__Directions__
Write out each line of the listing as it stands, without the images.

__Stored rows__
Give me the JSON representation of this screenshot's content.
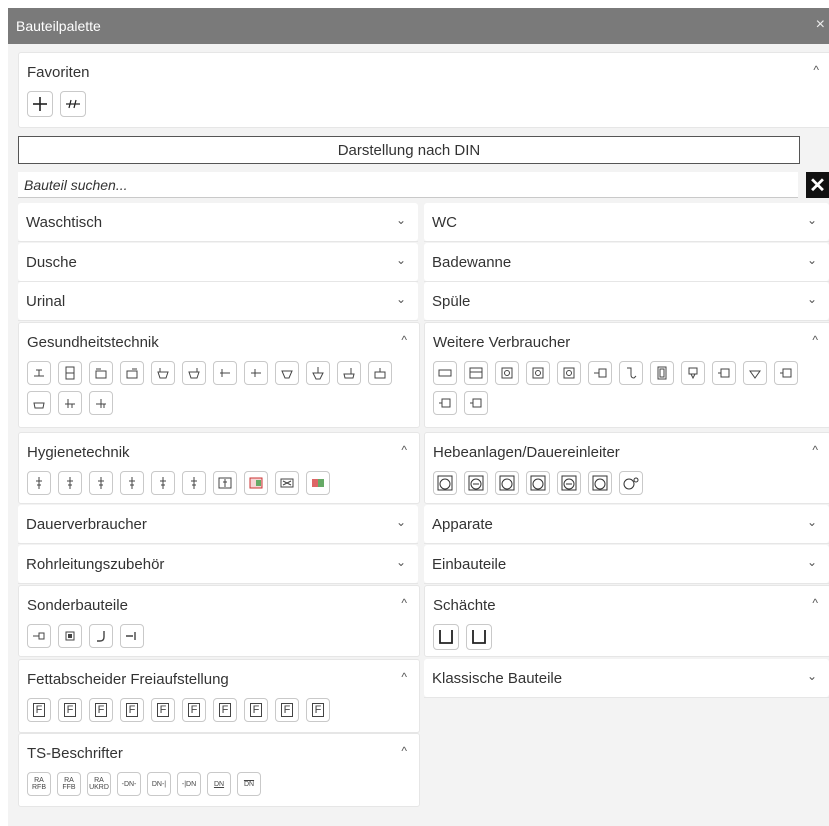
{
  "window": {
    "title": "Bauteilpalette",
    "close_glyph": "×"
  },
  "favorites": {
    "title": "Favoriten",
    "chevron": "^"
  },
  "mode_button": "Darstellung nach DIN",
  "search": {
    "placeholder": "Bauteil suchen...",
    "value": "",
    "clear_glyph": "✕"
  },
  "sections": {
    "waschtisch": {
      "title": "Waschtisch",
      "chevron": "⌄"
    },
    "wc": {
      "title": "WC",
      "chevron": "⌄"
    },
    "dusche": {
      "title": "Dusche",
      "chevron": "⌄"
    },
    "badewanne": {
      "title": "Badewanne",
      "chevron": "⌄"
    },
    "urinal": {
      "title": "Urinal",
      "chevron": "⌄"
    },
    "spuele": {
      "title": "Spüle",
      "chevron": "⌄"
    },
    "gesundheit": {
      "title": "Gesundheitstechnik",
      "chevron": "^"
    },
    "weitere": {
      "title": "Weitere Verbraucher",
      "chevron": "^"
    },
    "hygiene": {
      "title": "Hygienetechnik",
      "chevron": "^"
    },
    "hebe": {
      "title": "Hebeanlagen/Dauereinleiter",
      "chevron": "^"
    },
    "dauer": {
      "title": "Dauerverbraucher",
      "chevron": "⌄"
    },
    "apparate": {
      "title": "Apparate",
      "chevron": "⌄"
    },
    "rohr": {
      "title": "Rohrleitungszubehör",
      "chevron": "⌄"
    },
    "einbau": {
      "title": "Einbauteile",
      "chevron": "⌄"
    },
    "sonder": {
      "title": "Sonderbauteile",
      "chevron": "^"
    },
    "schaechte": {
      "title": "Schächte",
      "chevron": "^"
    },
    "fett": {
      "title": "Fettabscheider Freiaufstellung",
      "chevron": "^"
    },
    "klassisch": {
      "title": "Klassische Bauteile",
      "chevron": "⌄"
    },
    "ts": {
      "title": "TS-Beschrifter",
      "chevron": "^"
    }
  },
  "ts_labels": {
    "ra_rfb": "RA RFB",
    "ra_ffb": "RA FFB",
    "ra_ukrd": "RA UKRD",
    "dn1": "-DN-",
    "dn2": "DN-|",
    "dn3": "-|DN",
    "dn4": "DN",
    "dn5": "DN"
  },
  "fett_label": "F",
  "icons": {
    "favorites": [
      "cross-fitting-icon",
      "pipe-break-icon"
    ],
    "gesundheit": [
      "fixture-icon",
      "fixture-icon",
      "fixture-icon",
      "fixture-icon",
      "fixture-icon",
      "fixture-icon",
      "fixture-icon",
      "fixture-icon",
      "fixture-icon",
      "fixture-icon",
      "fixture-icon",
      "fixture-icon",
      "fixture-icon",
      "fixture-icon",
      "fixture-icon"
    ],
    "weitere": [
      "consumer-icon",
      "consumer-icon",
      "consumer-icon",
      "consumer-icon",
      "consumer-icon",
      "consumer-icon",
      "consumer-icon",
      "consumer-icon",
      "consumer-icon",
      "consumer-icon",
      "consumer-icon",
      "consumer-icon",
      "consumer-icon",
      "consumer-icon"
    ],
    "hygiene": [
      "hygiene-icon",
      "hygiene-icon",
      "hygiene-icon",
      "hygiene-icon",
      "hygiene-icon",
      "hygiene-icon",
      "hygiene-icon",
      "hygiene-icon",
      "hygiene-icon",
      "hygiene-icon"
    ],
    "hebe": [
      "lifting-plant-icon",
      "lifting-plant-icon",
      "lifting-plant-icon",
      "lifting-plant-icon",
      "lifting-plant-icon",
      "lifting-plant-icon",
      "lifting-plant-icon"
    ],
    "sonder": [
      "special-part-icon",
      "special-part-icon",
      "special-part-icon",
      "special-part-icon"
    ],
    "schaechte": [
      "shaft-icon",
      "shaft-icon"
    ]
  }
}
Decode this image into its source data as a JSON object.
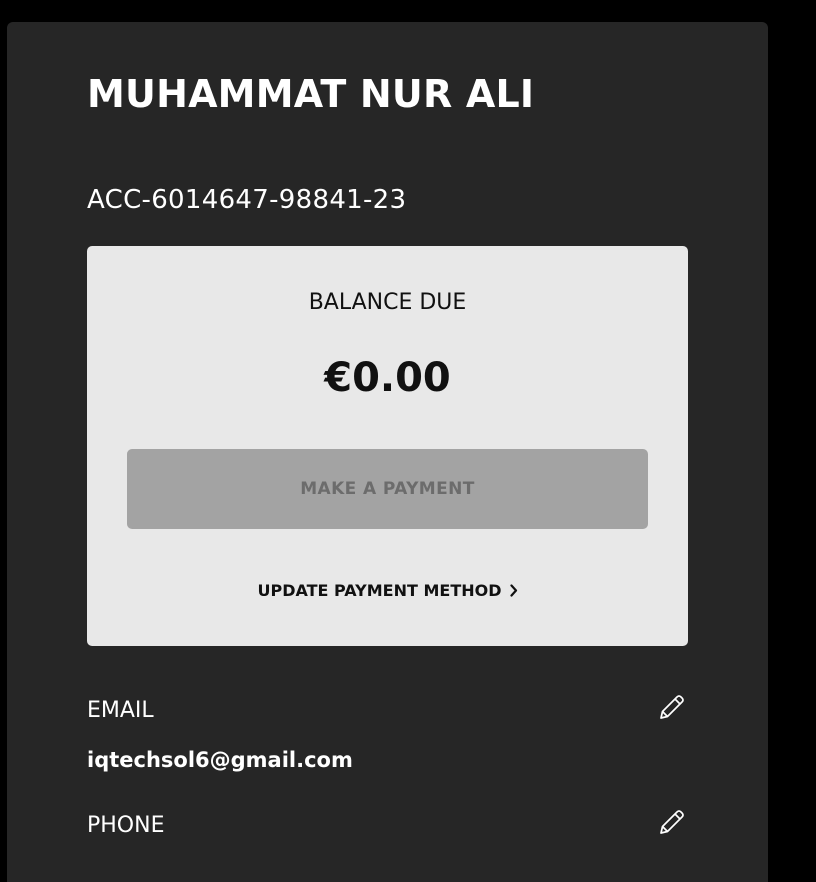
{
  "profile": {
    "name": "MUHAMMAT NUR ALI",
    "account_number": "ACC-6014647-98841-23"
  },
  "balance": {
    "label": "BALANCE DUE",
    "amount": "€0.00",
    "pay_button_label": "MAKE A PAYMENT",
    "update_link_label": "UPDATE PAYMENT METHOD"
  },
  "fields": {
    "email": {
      "label": "EMAIL",
      "value": "iqtechsol6@gmail.com",
      "icon": "pencil-icon"
    },
    "phone": {
      "label": "PHONE",
      "icon": "pencil-icon"
    }
  },
  "colors": {
    "page_background": "#000000",
    "panel_background": "#262626",
    "card_background": "#e8e8e8",
    "button_disabled": "#a3a3a3",
    "button_text_disabled": "#6c6c6c"
  }
}
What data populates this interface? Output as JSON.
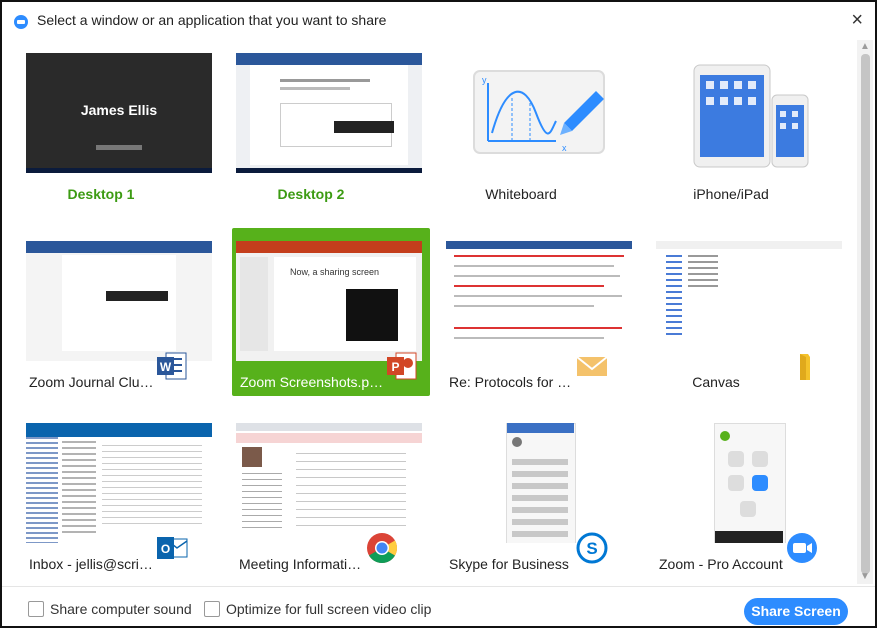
{
  "window": {
    "title": "Select a window or an application that you want to share",
    "close_label": "×"
  },
  "tiles": [
    {
      "caption": "Desktop 1",
      "kind": "desktop",
      "overlay": "James Ellis"
    },
    {
      "caption": "Desktop 2",
      "kind": "desktop"
    },
    {
      "caption": "Whiteboard",
      "kind": "whiteboard"
    },
    {
      "caption": "iPhone/iPad",
      "kind": "device"
    },
    {
      "caption": "Zoom Journal Club Pres...",
      "kind": "app",
      "icon": "word-icon"
    },
    {
      "caption": "Zoom Screenshots.pptx ...",
      "kind": "app",
      "icon": "powerpoint-icon",
      "selected": true,
      "overlay": "Now, a sharing screen"
    },
    {
      "caption": "Re: Protocols for Present...",
      "kind": "app",
      "icon": "mail-icon"
    },
    {
      "caption": "Canvas",
      "kind": "app",
      "icon": "folder-icon"
    },
    {
      "caption": "Inbox - jellis@scripps.ed...",
      "kind": "app",
      "icon": "outlook-icon"
    },
    {
      "caption": "Meeting Information - Z...",
      "kind": "app",
      "icon": "chrome-icon"
    },
    {
      "caption": "Skype for Business",
      "kind": "app",
      "icon": "skype-icon"
    },
    {
      "caption": "Zoom - Pro Account",
      "kind": "app",
      "icon": "zoom-icon"
    }
  ],
  "footer": {
    "share_sound": "Share computer sound",
    "optimize_video": "Optimize for full screen video clip",
    "share_button": "Share Screen"
  },
  "colors": {
    "accent": "#2d8cff",
    "selected": "#57b11b",
    "caption_green": "#3c9b13"
  }
}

__Written response__
Give me the JSON representation of this screenshot's content.
{
  "window": {
    "title": "Bauteilpalette",
    "close_glyph": "×"
  },
  "favorites": {
    "title": "Favoriten",
    "chevron": "^"
  },
  "mode_button": "Darstellung nach DIN",
  "search": {
    "placeholder": "Bauteil suchen...",
    "value": "",
    "clear_glyph": "✕"
  },
  "sections": {
    "waschtisch": {
      "title": "Waschtisch",
      "chevron": "⌄"
    },
    "wc": {
      "title": "WC",
      "chevron": "⌄"
    },
    "dusche": {
      "title": "Dusche",
      "chevron": "⌄"
    },
    "badewanne": {
      "title": "Badewanne",
      "chevron": "⌄"
    },
    "urinal": {
      "title": "Urinal",
      "chevron": "⌄"
    },
    "spuele": {
      "title": "Spüle",
      "chevron": "⌄"
    },
    "gesundheit": {
      "title": "Gesundheitstechnik",
      "chevron": "^"
    },
    "weitere": {
      "title": "Weitere Verbraucher",
      "chevron": "^"
    },
    "hygiene": {
      "title": "Hygienetechnik",
      "chevron": "^"
    },
    "hebe": {
      "title": "Hebeanlagen/Dauereinleiter",
      "chevron": "^"
    },
    "dauer": {
      "title": "Dauerverbraucher",
      "chevron": "⌄"
    },
    "apparate": {
      "title": "Apparate",
      "chevron": "⌄"
    },
    "rohr": {
      "title": "Rohrleitungszubehör",
      "chevron": "⌄"
    },
    "einbau": {
      "title": "Einbauteile",
      "chevron": "⌄"
    },
    "sonder": {
      "title": "Sonderbauteile",
      "chevron": "^"
    },
    "schaechte": {
      "title": "Schächte",
      "chevron": "^"
    },
    "fett": {
      "title": "Fettabscheider Freiaufstellung",
      "chevron": "^"
    },
    "klassisch": {
      "title": "Klassische Bauteile",
      "chevron": "⌄"
    },
    "ts": {
      "title": "TS-Beschrifter",
      "chevron": "^"
    }
  },
  "ts_labels": {
    "ra_rfb": "RA RFB",
    "ra_ffb": "RA FFB",
    "ra_ukrd": "RA UKRD",
    "dn1": "-DN-",
    "dn2": "DN-|",
    "dn3": "-|DN",
    "dn4": "DN",
    "dn5": "DN"
  },
  "fett_label": "F",
  "icons": {
    "favorites": [
      "cross-fitting-icon",
      "pipe-break-icon"
    ],
    "gesundheit": [
      "fixture-icon",
      "fixture-icon",
      "fixture-icon",
      "fixture-icon",
      "fixture-icon",
      "fixture-icon",
      "fixture-icon",
      "fixture-icon",
      "fixture-icon",
      "fixture-icon",
      "fixture-icon",
      "fixture-icon",
      "fixture-icon",
      "fixture-icon",
      "fixture-icon"
    ],
    "weitere": [
      "consumer-icon",
      "consumer-icon",
      "consumer-icon",
      "consumer-icon",
      "consumer-icon",
      "consumer-icon",
      "consumer-icon",
      "consumer-icon",
      "consumer-icon",
      "consumer-icon",
      "consumer-icon",
      "consumer-icon",
      "consumer-icon",
      "consumer-icon"
    ],
    "hygiene": [
      "hygiene-icon",
      "hygiene-icon",
      "hygiene-icon",
      "hygiene-icon",
      "hygiene-icon",
      "hygiene-icon",
      "hygiene-icon",
      "hygiene-icon",
      "hygiene-icon",
      "hygiene-icon"
    ],
    "hebe": [
      "lifting-plant-icon",
      "lifting-plant-icon",
      "lifting-plant-icon",
      "lifting-plant-icon",
      "lifting-plant-icon",
      "lifting-plant-icon",
      "lifting-plant-icon"
    ],
    "sonder": [
      "special-part-icon",
      "special-part-icon",
      "special-part-icon",
      "special-part-icon"
    ],
    "schaechte": [
      "shaft-icon",
      "shaft-icon"
    ]
  }
}
Decode this image into its source data as a JSON object.
{
  "profile": {
    "name": "MUHAMMAT NUR ALI",
    "account_number": "ACC-6014647-98841-23"
  },
  "balance": {
    "label": "BALANCE DUE",
    "amount": "€0.00",
    "pay_button_label": "MAKE A PAYMENT",
    "update_link_label": "UPDATE PAYMENT METHOD"
  },
  "fields": {
    "email": {
      "label": "EMAIL",
      "value": "iqtechsol6@gmail.com",
      "icon": "pencil-icon"
    },
    "phone": {
      "label": "PHONE",
      "icon": "pencil-icon"
    }
  },
  "colors": {
    "page_background": "#000000",
    "panel_background": "#262626",
    "card_background": "#e8e8e8",
    "button_disabled": "#a3a3a3",
    "button_text_disabled": "#6c6c6c"
  }
}
What data populates this interface? Output as JSON.
{
  "window": {
    "title": "Select a window or an application that you want to share",
    "close_label": "×"
  },
  "tiles": [
    {
      "caption": "Desktop 1",
      "kind": "desktop",
      "overlay": "James Ellis"
    },
    {
      "caption": "Desktop 2",
      "kind": "desktop"
    },
    {
      "caption": "Whiteboard",
      "kind": "whiteboard"
    },
    {
      "caption": "iPhone/iPad",
      "kind": "device"
    },
    {
      "caption": "Zoom Journal Club Pres...",
      "kind": "app",
      "icon": "word-icon"
    },
    {
      "caption": "Zoom Screenshots.pptx ...",
      "kind": "app",
      "icon": "powerpoint-icon",
      "selected": true,
      "overlay": "Now, a sharing screen"
    },
    {
      "caption": "Re: Protocols for Present...",
      "kind": "app",
      "icon": "mail-icon"
    },
    {
      "caption": "Canvas",
      "kind": "app",
      "icon": "folder-icon"
    },
    {
      "caption": "Inbox - jellis@scripps.ed...",
      "kind": "app",
      "icon": "outlook-icon"
    },
    {
      "caption": "Meeting Information - Z...",
      "kind": "app",
      "icon": "chrome-icon"
    },
    {
      "caption": "Skype for Business",
      "kind": "app",
      "icon": "skype-icon"
    },
    {
      "caption": "Zoom - Pro Account",
      "kind": "app",
      "icon": "zoom-icon"
    }
  ],
  "footer": {
    "share_sound": "Share computer sound",
    "optimize_video": "Optimize for full screen video clip",
    "share_button": "Share Screen"
  },
  "colors": {
    "accent": "#2d8cff",
    "selected": "#57b11b",
    "caption_green": "#3c9b13"
  }
}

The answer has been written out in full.